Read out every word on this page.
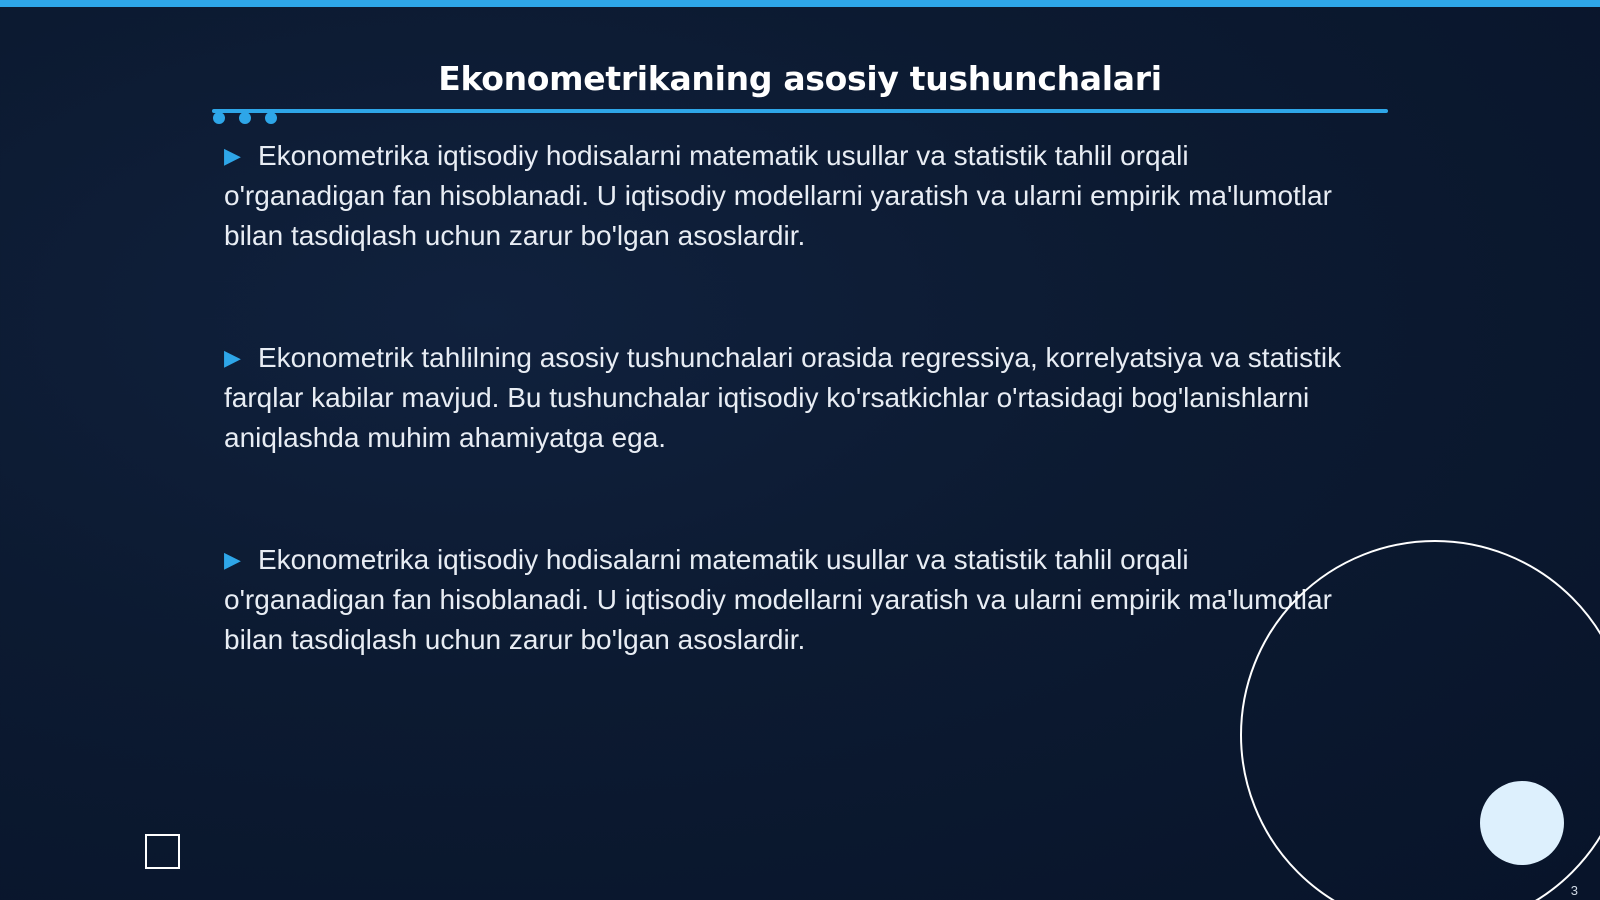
Ekonometrikaning asosiy tushunchalari
▶ Ekonometrika iqtisodiy hodisalarni matematik usullar va statistik tahlil orqali o'rganadigan fan hisoblanadi. U iqtisodiy modellarni yaratish va ularni empirik ma'lumotlar bilan tasdiqlash uchun zarur bo'lgan asoslardir.
▶ Ekonometrik tahlilning asosiy tushunchalari orasida regressiya, korrelyatsiya va statistik farqlar kabilar mavjud. Bu tushunchalar iqtisodiy ko'rsatkichlar o'rtasidagi bog'lanishlarni aniqlashda muhim ahamiyatga ega.
▶ Ekonometrika iqtisodiy hodisalarni matematik usullar va statistik tahlil orqali o'rganadigan fan hisoblanadi. U iqtisodiy modellarni yaratish va ularni empirik ma'lumotlar bilan tasdiqlash uchun zarur bo'lgan asoslardir.
3
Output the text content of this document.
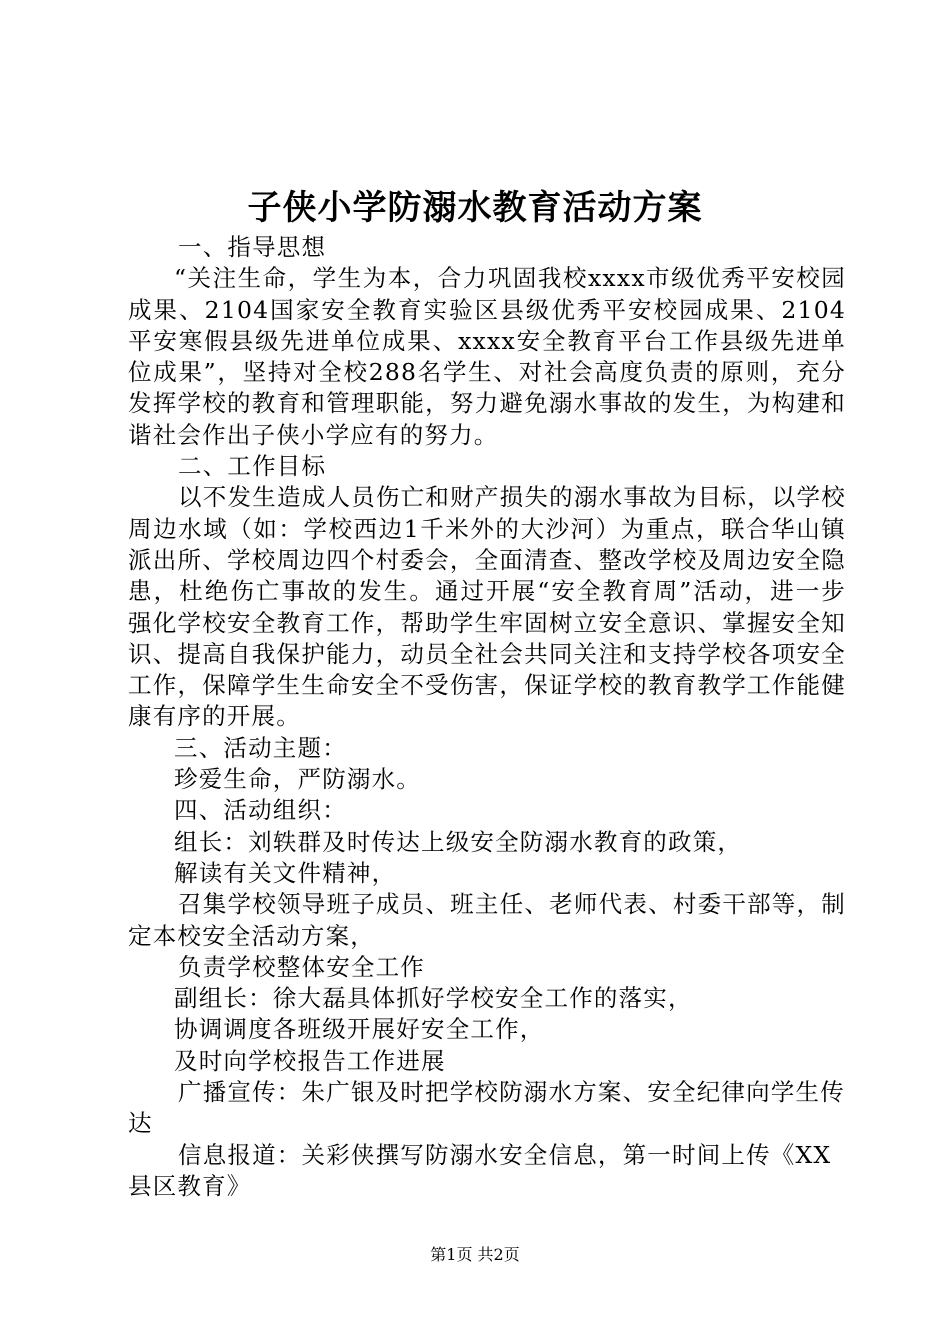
子侠小学防溺水教育活动方案

一、指导思想

“关注生命，学生为本，合力巩固我校xxxx市级优秀平安校园成果、2104国家安全教育实验区县级优秀平安校园成果、2104平安寒假县级先进单位成果、xxxx安全教育平台工作县级先进单位成果”，坚持对全校288名学生、对社会高度负责的原则，充分发挥学校的教育和管理职能，努力避免溺水事故的发生，为构建和谐社会作出子侠小学应有的努力。

二、工作目标

以不发生造成人员伤亡和财产损失的溺水事故为目标，以学校周边水域（如：学校西边1千米外的大沙河）为重点，联合华山镇派出所、学校周边四个村委会，全面清查、整改学校及周边安全隐患，杜绝伤亡事故的发生。通过开展“安全教育周”活动，进一步强化学校安全教育工作，帮助学生牢固树立安全意识、掌握安全知识、提高自我保护能力，动员全社会共同关注和支持学校各项安全工作，保障学生生命安全不受伤害，保证学校的教育教学工作能健康有序的开展。

三、活动主题：

珍爱生命，严防溺水。

四、活动组织：

组长：刘轶群及时传达上级安全防溺水教育的政策，

解读有关文件精神，

召集学校领导班子成员、班主任、老师代表、村委干部等，制定本校安全活动方案，

负责学校整体安全工作

副组长：徐大磊具体抓好学校安全工作的落实，

协调调度各班级开展好安全工作，

及时向学校报告工作进展

广播宣传：朱广银及时把学校防溺水方案、安全纪律向学生传达

信息报道：关彩侠撰写防溺水安全信息，第一时间上传《XX县区教育》

第1页 共2页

-----

[WRITTEN INSTRUCTION]
Extract the full listing exactly, with the pictures left out.

[SOLUTION TO THIS EXERCISE]
Read out every word on this page.
Ekonometrikaning asosiy tushunchalari
▶ Ekonometrika iqtisodiy hodisalarni matematik usullar va statistik tahlil orqali o'rganadigan fan hisoblanadi. U iqtisodiy modellarni yaratish va ularni empirik ma'lumotlar bilan tasdiqlash uchun zarur bo'lgan asoslardir.
▶ Ekonometrik tahlilning asosiy tushunchalari orasida regressiya, korrelyatsiya va statistik farqlar kabilar mavjud. Bu tushunchalar iqtisodiy ko'rsatkichlar o'rtasidagi bog'lanishlarni aniqlashda muhim ahamiyatga ega.
▶ Ekonometrika iqtisodiy hodisalarni matematik usullar va statistik tahlil orqali o'rganadigan fan hisoblanadi. U iqtisodiy modellarni yaratish va ularni empirik ma'lumotlar bilan tasdiqlash uchun zarur bo'lgan asoslardir.
3
Output the text content of this document.
子侠小学防溺水教育活动方案

一、指导思想

“关注生命，学生为本，合力巩固我校xxxx市级优秀平安校园成果、2104国家安全教育实验区县级优秀平安校园成果、2104平安寒假县级先进单位成果、xxxx安全教育平台工作县级先进单位成果”，坚持对全校288名学生、对社会高度负责的原则，充分发挥学校的教育和管理职能，努力避免溺水事故的发生，为构建和谐社会作出子侠小学应有的努力。

二、工作目标

以不发生造成人员伤亡和财产损失的溺水事故为目标，以学校周边水域（如：学校西边1千米外的大沙河）为重点，联合华山镇派出所、学校周边四个村委会，全面清查、整改学校及周边安全隐患，杜绝伤亡事故的发生。通过开展“安全教育周”活动，进一步强化学校安全教育工作，帮助学生牢固树立安全意识、掌握安全知识、提高自我保护能力，动员全社会共同关注和支持学校各项安全工作，保障学生生命安全不受伤害，保证学校的教育教学工作能健康有序的开展。

三、活动主题：

珍爱生命，严防溺水。

四、活动组织：

组长：刘轶群及时传达上级安全防溺水教育的政策，

解读有关文件精神，

召集学校领导班子成员、班主任、老师代表、村委干部等，制定本校安全活动方案，

负责学校整体安全工作

副组长：徐大磊具体抓好学校安全工作的落实，

协调调度各班级开展好安全工作，

及时向学校报告工作进展

广播宣传：朱广银及时把学校防溺水方案、安全纪律向学生传达

信息报道：关彩侠撰写防溺水安全信息，第一时间上传《XX县区教育》

第1页 共2页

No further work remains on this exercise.